§ GIVEN EXERCISE
From the listing that follows, output everything exactly except the pictures.

[Extracted records]
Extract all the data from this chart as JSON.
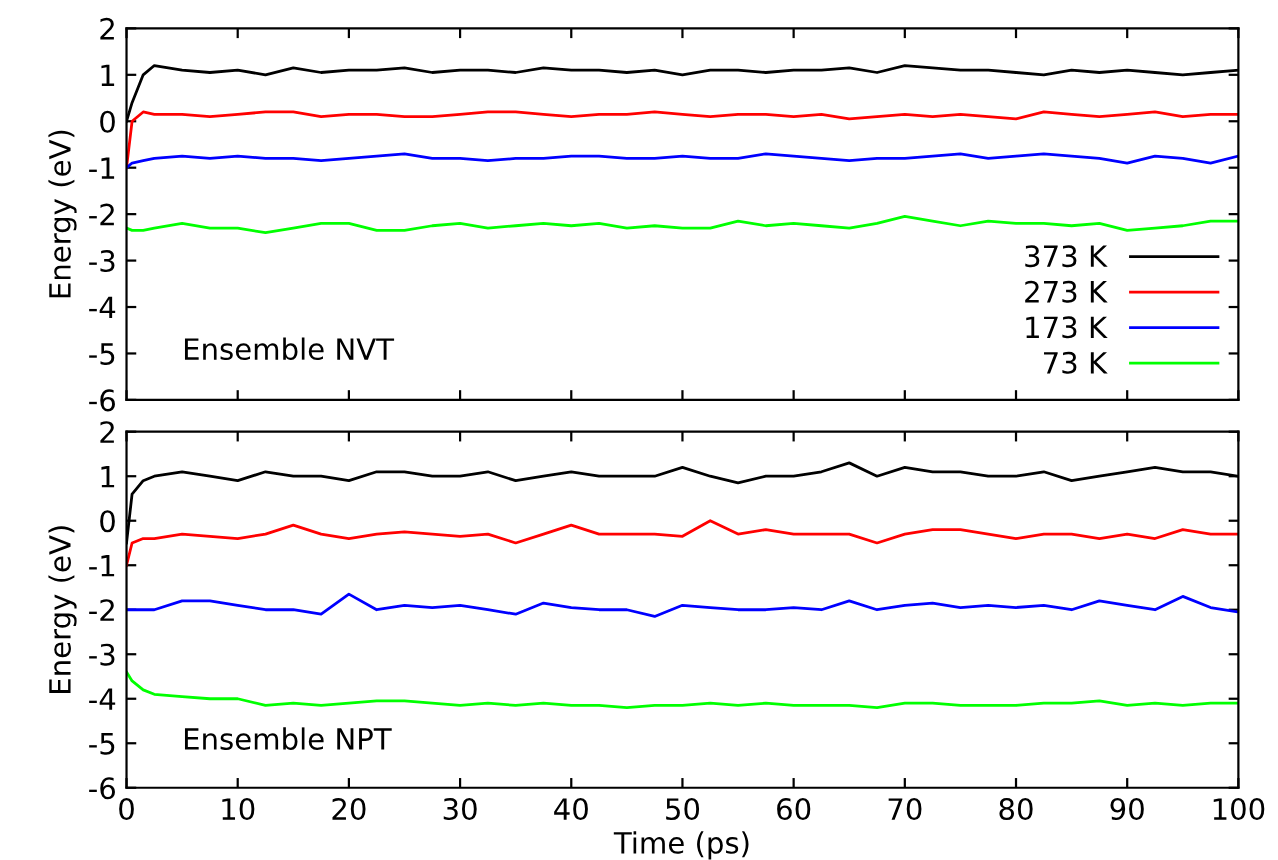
{
  "chart_data": [
    {
      "type": "line",
      "ylabel": "Energy (eV)",
      "annotations": [
        "Ensemble NVT"
      ],
      "legend": "bottom right",
      "grid": false,
      "tick_labels": "y",
      "x": [
        0,
        0.5,
        1.5,
        2.5,
        5,
        7.5,
        10,
        12.5,
        15,
        17.5,
        20,
        22.5,
        25,
        27.5,
        30,
        32.5,
        35,
        37.5,
        40,
        42.5,
        45,
        47.5,
        50,
        52.5,
        55,
        57.5,
        60,
        62.5,
        65,
        67.5,
        70,
        72.5,
        75,
        77.5,
        80,
        82.5,
        85,
        87.5,
        90,
        92.5,
        95,
        97.5,
        100
      ],
      "xlim": [
        0,
        100
      ],
      "xticks": [
        0,
        10,
        20,
        30,
        40,
        50,
        60,
        70,
        80,
        90,
        100
      ],
      "ylim": [
        -6,
        2
      ],
      "yticks": [
        -6,
        -5,
        -4,
        -3,
        -2,
        -1,
        0,
        1,
        2
      ],
      "series": [
        {
          "name": "373 K",
          "color": "#000000",
          "values": [
            0.0,
            0.4,
            1.0,
            1.2,
            1.1,
            1.05,
            1.1,
            1.0,
            1.15,
            1.05,
            1.1,
            1.1,
            1.15,
            1.05,
            1.1,
            1.1,
            1.05,
            1.15,
            1.1,
            1.1,
            1.05,
            1.1,
            1.0,
            1.1,
            1.1,
            1.05,
            1.1,
            1.1,
            1.15,
            1.05,
            1.2,
            1.15,
            1.1,
            1.1,
            1.05,
            1.0,
            1.1,
            1.05,
            1.1,
            1.05,
            1.0,
            1.05,
            1.1
          ]
        },
        {
          "name": "273 K",
          "color": "#ff0000",
          "values": [
            -1.0,
            0.0,
            0.2,
            0.15,
            0.15,
            0.1,
            0.15,
            0.2,
            0.2,
            0.1,
            0.15,
            0.15,
            0.1,
            0.1,
            0.15,
            0.2,
            0.2,
            0.15,
            0.1,
            0.15,
            0.15,
            0.2,
            0.15,
            0.1,
            0.15,
            0.15,
            0.1,
            0.15,
            0.05,
            0.1,
            0.15,
            0.1,
            0.15,
            0.1,
            0.05,
            0.2,
            0.15,
            0.1,
            0.15,
            0.2,
            0.1,
            0.15,
            0.15
          ]
        },
        {
          "name": "173 K",
          "color": "#0000ff",
          "values": [
            -1.0,
            -0.9,
            -0.85,
            -0.8,
            -0.75,
            -0.8,
            -0.75,
            -0.8,
            -0.8,
            -0.85,
            -0.8,
            -0.75,
            -0.7,
            -0.8,
            -0.8,
            -0.85,
            -0.8,
            -0.8,
            -0.75,
            -0.75,
            -0.8,
            -0.8,
            -0.75,
            -0.8,
            -0.8,
            -0.7,
            -0.75,
            -0.8,
            -0.85,
            -0.8,
            -0.8,
            -0.75,
            -0.7,
            -0.8,
            -0.75,
            -0.7,
            -0.75,
            -0.8,
            -0.9,
            -0.75,
            -0.8,
            -0.9,
            -0.75
          ]
        },
        {
          "name": "73 K",
          "color": "#00ff00",
          "values": [
            -2.3,
            -2.35,
            -2.35,
            -2.3,
            -2.2,
            -2.3,
            -2.3,
            -2.4,
            -2.3,
            -2.2,
            -2.2,
            -2.35,
            -2.35,
            -2.25,
            -2.2,
            -2.3,
            -2.25,
            -2.2,
            -2.25,
            -2.2,
            -2.3,
            -2.25,
            -2.3,
            -2.3,
            -2.15,
            -2.25,
            -2.2,
            -2.25,
            -2.3,
            -2.2,
            -2.05,
            -2.15,
            -2.25,
            -2.15,
            -2.2,
            -2.2,
            -2.25,
            -2.2,
            -2.35,
            -2.3,
            -2.25,
            -2.15,
            -2.15
          ]
        }
      ]
    },
    {
      "type": "line",
      "xlabel": "Time (ps)",
      "ylabel": "Energy (eV)",
      "annotations": [
        "Ensemble NPT"
      ],
      "grid": false,
      "x": [
        0,
        0.5,
        1.5,
        2.5,
        5,
        7.5,
        10,
        12.5,
        15,
        17.5,
        20,
        22.5,
        25,
        27.5,
        30,
        32.5,
        35,
        37.5,
        40,
        42.5,
        45,
        47.5,
        50,
        52.5,
        55,
        57.5,
        60,
        62.5,
        65,
        67.5,
        70,
        72.5,
        75,
        77.5,
        80,
        82.5,
        85,
        87.5,
        90,
        92.5,
        95,
        97.5,
        100
      ],
      "xlim": [
        0,
        100
      ],
      "xticks": [
        0,
        10,
        20,
        30,
        40,
        50,
        60,
        70,
        80,
        90,
        100
      ],
      "ylim": [
        -6,
        2
      ],
      "yticks": [
        -6,
        -5,
        -4,
        -3,
        -2,
        -1,
        0,
        1,
        2
      ],
      "series": [
        {
          "color": "#000000",
          "values": [
            -0.5,
            0.6,
            0.9,
            1.0,
            1.1,
            1.0,
            0.9,
            1.1,
            1.0,
            1.0,
            0.9,
            1.1,
            1.1,
            1.0,
            1.0,
            1.1,
            0.9,
            1.0,
            1.1,
            1.0,
            1.0,
            1.0,
            1.2,
            1.0,
            0.85,
            1.0,
            1.0,
            1.1,
            1.3,
            1.0,
            1.2,
            1.1,
            1.1,
            1.0,
            1.0,
            1.1,
            0.9,
            1.0,
            1.1,
            1.2,
            1.1,
            1.1,
            1.0
          ]
        },
        {
          "color": "#ff0000",
          "values": [
            -1.0,
            -0.5,
            -0.4,
            -0.4,
            -0.3,
            -0.35,
            -0.4,
            -0.3,
            -0.1,
            -0.3,
            -0.4,
            -0.3,
            -0.25,
            -0.3,
            -0.35,
            -0.3,
            -0.5,
            -0.3,
            -0.1,
            -0.3,
            -0.3,
            -0.3,
            -0.35,
            0.0,
            -0.3,
            -0.2,
            -0.3,
            -0.3,
            -0.3,
            -0.5,
            -0.3,
            -0.2,
            -0.2,
            -0.3,
            -0.4,
            -0.3,
            -0.3,
            -0.4,
            -0.3,
            -0.4,
            -0.2,
            -0.3,
            -0.3
          ]
        },
        {
          "color": "#0000ff",
          "values": [
            -2.0,
            -2.0,
            -2.0,
            -2.0,
            -1.8,
            -1.8,
            -1.9,
            -2.0,
            -2.0,
            -2.1,
            -1.65,
            -2.0,
            -1.9,
            -1.95,
            -1.9,
            -2.0,
            -2.1,
            -1.85,
            -1.95,
            -2.0,
            -2.0,
            -2.15,
            -1.9,
            -1.95,
            -2.0,
            -2.0,
            -1.95,
            -2.0,
            -1.8,
            -2.0,
            -1.9,
            -1.85,
            -1.95,
            -1.9,
            -1.95,
            -1.9,
            -2.0,
            -1.8,
            -1.9,
            -2.0,
            -1.7,
            -1.95,
            -2.05
          ]
        },
        {
          "color": "#00ff00",
          "values": [
            -3.4,
            -3.6,
            -3.8,
            -3.9,
            -3.95,
            -4.0,
            -4.0,
            -4.15,
            -4.1,
            -4.15,
            -4.1,
            -4.05,
            -4.05,
            -4.1,
            -4.15,
            -4.1,
            -4.15,
            -4.1,
            -4.15,
            -4.15,
            -4.2,
            -4.15,
            -4.15,
            -4.1,
            -4.15,
            -4.1,
            -4.15,
            -4.15,
            -4.15,
            -4.2,
            -4.1,
            -4.1,
            -4.15,
            -4.15,
            -4.15,
            -4.1,
            -4.1,
            -4.05,
            -4.15,
            -4.1,
            -4.15,
            -4.1,
            -4.1
          ]
        }
      ]
    }
  ]
}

§ WRITTEN RESPONSE
Extract all the data from this chart as JSON.
{
  "chart_data": [
    {
      "type": "line",
      "ylabel": "Energy (eV)",
      "annotations": [
        "Ensemble NVT"
      ],
      "legend": "bottom right",
      "grid": false,
      "tick_labels": "y",
      "x": [
        0,
        0.5,
        1.5,
        2.5,
        5,
        7.5,
        10,
        12.5,
        15,
        17.5,
        20,
        22.5,
        25,
        27.5,
        30,
        32.5,
        35,
        37.5,
        40,
        42.5,
        45,
        47.5,
        50,
        52.5,
        55,
        57.5,
        60,
        62.5,
        65,
        67.5,
        70,
        72.5,
        75,
        77.5,
        80,
        82.5,
        85,
        87.5,
        90,
        92.5,
        95,
        97.5,
        100
      ],
      "xlim": [
        0,
        100
      ],
      "xticks": [
        0,
        10,
        20,
        30,
        40,
        50,
        60,
        70,
        80,
        90,
        100
      ],
      "ylim": [
        -6,
        2
      ],
      "yticks": [
        -6,
        -5,
        -4,
        -3,
        -2,
        -1,
        0,
        1,
        2
      ],
      "series": [
        {
          "name": "373 K",
          "color": "#000000",
          "values": [
            0.0,
            0.4,
            1.0,
            1.2,
            1.1,
            1.05,
            1.1,
            1.0,
            1.15,
            1.05,
            1.1,
            1.1,
            1.15,
            1.05,
            1.1,
            1.1,
            1.05,
            1.15,
            1.1,
            1.1,
            1.05,
            1.1,
            1.0,
            1.1,
            1.1,
            1.05,
            1.1,
            1.1,
            1.15,
            1.05,
            1.2,
            1.15,
            1.1,
            1.1,
            1.05,
            1.0,
            1.1,
            1.05,
            1.1,
            1.05,
            1.0,
            1.05,
            1.1
          ]
        },
        {
          "name": "273 K",
          "color": "#ff0000",
          "values": [
            -1.0,
            0.0,
            0.2,
            0.15,
            0.15,
            0.1,
            0.15,
            0.2,
            0.2,
            0.1,
            0.15,
            0.15,
            0.1,
            0.1,
            0.15,
            0.2,
            0.2,
            0.15,
            0.1,
            0.15,
            0.15,
            0.2,
            0.15,
            0.1,
            0.15,
            0.15,
            0.1,
            0.15,
            0.05,
            0.1,
            0.15,
            0.1,
            0.15,
            0.1,
            0.05,
            0.2,
            0.15,
            0.1,
            0.15,
            0.2,
            0.1,
            0.15,
            0.15
          ]
        },
        {
          "name": "173 K",
          "color": "#0000ff",
          "values": [
            -1.0,
            -0.9,
            -0.85,
            -0.8,
            -0.75,
            -0.8,
            -0.75,
            -0.8,
            -0.8,
            -0.85,
            -0.8,
            -0.75,
            -0.7,
            -0.8,
            -0.8,
            -0.85,
            -0.8,
            -0.8,
            -0.75,
            -0.75,
            -0.8,
            -0.8,
            -0.75,
            -0.8,
            -0.8,
            -0.7,
            -0.75,
            -0.8,
            -0.85,
            -0.8,
            -0.8,
            -0.75,
            -0.7,
            -0.8,
            -0.75,
            -0.7,
            -0.75,
            -0.8,
            -0.9,
            -0.75,
            -0.8,
            -0.9,
            -0.75
          ]
        },
        {
          "name": "73 K",
          "color": "#00ff00",
          "values": [
            -2.3,
            -2.35,
            -2.35,
            -2.3,
            -2.2,
            -2.3,
            -2.3,
            -2.4,
            -2.3,
            -2.2,
            -2.2,
            -2.35,
            -2.35,
            -2.25,
            -2.2,
            -2.3,
            -2.25,
            -2.2,
            -2.25,
            -2.2,
            -2.3,
            -2.25,
            -2.3,
            -2.3,
            -2.15,
            -2.25,
            -2.2,
            -2.25,
            -2.3,
            -2.2,
            -2.05,
            -2.15,
            -2.25,
            -2.15,
            -2.2,
            -2.2,
            -2.25,
            -2.2,
            -2.35,
            -2.3,
            -2.25,
            -2.15,
            -2.15
          ]
        }
      ]
    },
    {
      "type": "line",
      "xlabel": "Time (ps)",
      "ylabel": "Energy (eV)",
      "annotations": [
        "Ensemble NPT"
      ],
      "grid": false,
      "x": [
        0,
        0.5,
        1.5,
        2.5,
        5,
        7.5,
        10,
        12.5,
        15,
        17.5,
        20,
        22.5,
        25,
        27.5,
        30,
        32.5,
        35,
        37.5,
        40,
        42.5,
        45,
        47.5,
        50,
        52.5,
        55,
        57.5,
        60,
        62.5,
        65,
        67.5,
        70,
        72.5,
        75,
        77.5,
        80,
        82.5,
        85,
        87.5,
        90,
        92.5,
        95,
        97.5,
        100
      ],
      "xlim": [
        0,
        100
      ],
      "xticks": [
        0,
        10,
        20,
        30,
        40,
        50,
        60,
        70,
        80,
        90,
        100
      ],
      "ylim": [
        -6,
        2
      ],
      "yticks": [
        -6,
        -5,
        -4,
        -3,
        -2,
        -1,
        0,
        1,
        2
      ],
      "series": [
        {
          "color": "#000000",
          "values": [
            -0.5,
            0.6,
            0.9,
            1.0,
            1.1,
            1.0,
            0.9,
            1.1,
            1.0,
            1.0,
            0.9,
            1.1,
            1.1,
            1.0,
            1.0,
            1.1,
            0.9,
            1.0,
            1.1,
            1.0,
            1.0,
            1.0,
            1.2,
            1.0,
            0.85,
            1.0,
            1.0,
            1.1,
            1.3,
            1.0,
            1.2,
            1.1,
            1.1,
            1.0,
            1.0,
            1.1,
            0.9,
            1.0,
            1.1,
            1.2,
            1.1,
            1.1,
            1.0
          ]
        },
        {
          "color": "#ff0000",
          "values": [
            -1.0,
            -0.5,
            -0.4,
            -0.4,
            -0.3,
            -0.35,
            -0.4,
            -0.3,
            -0.1,
            -0.3,
            -0.4,
            -0.3,
            -0.25,
            -0.3,
            -0.35,
            -0.3,
            -0.5,
            -0.3,
            -0.1,
            -0.3,
            -0.3,
            -0.3,
            -0.35,
            0.0,
            -0.3,
            -0.2,
            -0.3,
            -0.3,
            -0.3,
            -0.5,
            -0.3,
            -0.2,
            -0.2,
            -0.3,
            -0.4,
            -0.3,
            -0.3,
            -0.4,
            -0.3,
            -0.4,
            -0.2,
            -0.3,
            -0.3
          ]
        },
        {
          "color": "#0000ff",
          "values": [
            -2.0,
            -2.0,
            -2.0,
            -2.0,
            -1.8,
            -1.8,
            -1.9,
            -2.0,
            -2.0,
            -2.1,
            -1.65,
            -2.0,
            -1.9,
            -1.95,
            -1.9,
            -2.0,
            -2.1,
            -1.85,
            -1.95,
            -2.0,
            -2.0,
            -2.15,
            -1.9,
            -1.95,
            -2.0,
            -2.0,
            -1.95,
            -2.0,
            -1.8,
            -2.0,
            -1.9,
            -1.85,
            -1.95,
            -1.9,
            -1.95,
            -1.9,
            -2.0,
            -1.8,
            -1.9,
            -2.0,
            -1.7,
            -1.95,
            -2.05
          ]
        },
        {
          "color": "#00ff00",
          "values": [
            -3.4,
            -3.6,
            -3.8,
            -3.9,
            -3.95,
            -4.0,
            -4.0,
            -4.15,
            -4.1,
            -4.15,
            -4.1,
            -4.05,
            -4.05,
            -4.1,
            -4.15,
            -4.1,
            -4.15,
            -4.1,
            -4.15,
            -4.15,
            -4.2,
            -4.15,
            -4.15,
            -4.1,
            -4.15,
            -4.1,
            -4.15,
            -4.15,
            -4.15,
            -4.2,
            -4.1,
            -4.1,
            -4.15,
            -4.15,
            -4.15,
            -4.1,
            -4.1,
            -4.05,
            -4.15,
            -4.1,
            -4.15,
            -4.1,
            -4.1
          ]
        }
      ]
    }
  ]
}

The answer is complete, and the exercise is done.